[start]

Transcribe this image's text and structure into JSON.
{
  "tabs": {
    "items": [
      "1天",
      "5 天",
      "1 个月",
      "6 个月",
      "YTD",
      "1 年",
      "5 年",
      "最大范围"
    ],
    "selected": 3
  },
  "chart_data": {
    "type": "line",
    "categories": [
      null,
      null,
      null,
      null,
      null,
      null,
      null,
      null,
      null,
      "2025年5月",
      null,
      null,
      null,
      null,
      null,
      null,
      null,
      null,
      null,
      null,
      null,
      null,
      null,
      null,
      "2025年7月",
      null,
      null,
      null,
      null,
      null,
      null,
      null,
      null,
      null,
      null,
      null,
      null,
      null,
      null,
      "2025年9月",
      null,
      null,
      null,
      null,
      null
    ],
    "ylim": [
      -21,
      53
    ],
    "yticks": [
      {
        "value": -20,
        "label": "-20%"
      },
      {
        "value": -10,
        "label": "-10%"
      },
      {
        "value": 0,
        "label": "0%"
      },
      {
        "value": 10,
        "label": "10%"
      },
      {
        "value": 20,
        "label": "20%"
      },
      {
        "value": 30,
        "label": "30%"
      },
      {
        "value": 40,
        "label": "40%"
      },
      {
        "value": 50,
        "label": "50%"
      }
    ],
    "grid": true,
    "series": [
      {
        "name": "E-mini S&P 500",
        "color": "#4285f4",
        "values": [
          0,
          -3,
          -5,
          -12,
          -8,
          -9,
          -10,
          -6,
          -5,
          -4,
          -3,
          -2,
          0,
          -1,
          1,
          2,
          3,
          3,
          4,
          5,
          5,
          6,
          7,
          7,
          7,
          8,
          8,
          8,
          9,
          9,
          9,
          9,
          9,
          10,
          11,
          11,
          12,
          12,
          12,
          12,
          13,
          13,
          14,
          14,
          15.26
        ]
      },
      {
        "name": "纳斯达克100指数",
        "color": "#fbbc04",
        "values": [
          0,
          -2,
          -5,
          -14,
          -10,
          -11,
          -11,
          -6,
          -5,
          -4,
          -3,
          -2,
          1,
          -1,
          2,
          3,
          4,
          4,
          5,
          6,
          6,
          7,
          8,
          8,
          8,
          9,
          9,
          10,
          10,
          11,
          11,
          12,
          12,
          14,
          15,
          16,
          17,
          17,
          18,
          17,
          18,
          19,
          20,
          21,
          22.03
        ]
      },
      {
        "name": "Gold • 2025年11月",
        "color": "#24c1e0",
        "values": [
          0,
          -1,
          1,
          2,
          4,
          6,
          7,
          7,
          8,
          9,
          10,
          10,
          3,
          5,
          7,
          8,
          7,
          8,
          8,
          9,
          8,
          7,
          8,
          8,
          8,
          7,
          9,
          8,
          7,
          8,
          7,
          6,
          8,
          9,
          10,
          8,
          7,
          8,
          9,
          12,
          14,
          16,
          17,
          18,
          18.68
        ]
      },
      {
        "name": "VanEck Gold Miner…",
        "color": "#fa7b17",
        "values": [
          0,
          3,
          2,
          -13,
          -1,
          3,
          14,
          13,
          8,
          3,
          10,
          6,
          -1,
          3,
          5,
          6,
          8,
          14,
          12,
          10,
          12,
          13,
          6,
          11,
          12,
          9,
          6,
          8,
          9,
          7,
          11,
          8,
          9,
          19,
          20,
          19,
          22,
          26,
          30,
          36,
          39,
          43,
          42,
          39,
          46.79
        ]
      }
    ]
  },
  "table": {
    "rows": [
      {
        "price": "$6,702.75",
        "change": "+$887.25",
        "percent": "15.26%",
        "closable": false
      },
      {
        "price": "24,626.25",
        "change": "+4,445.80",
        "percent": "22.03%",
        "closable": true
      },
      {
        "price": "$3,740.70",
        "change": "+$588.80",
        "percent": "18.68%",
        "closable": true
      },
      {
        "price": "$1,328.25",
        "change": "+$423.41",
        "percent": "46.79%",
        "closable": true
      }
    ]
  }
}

[end]

◆ **AIM**: Search the listing for the string "Gold". Copy each line where it turns up.

◆ **ANSWER TO THIS PROBLEM**:
        "name": "Gold • 2025年11月",
        "name": "VanEck Gold Miner…",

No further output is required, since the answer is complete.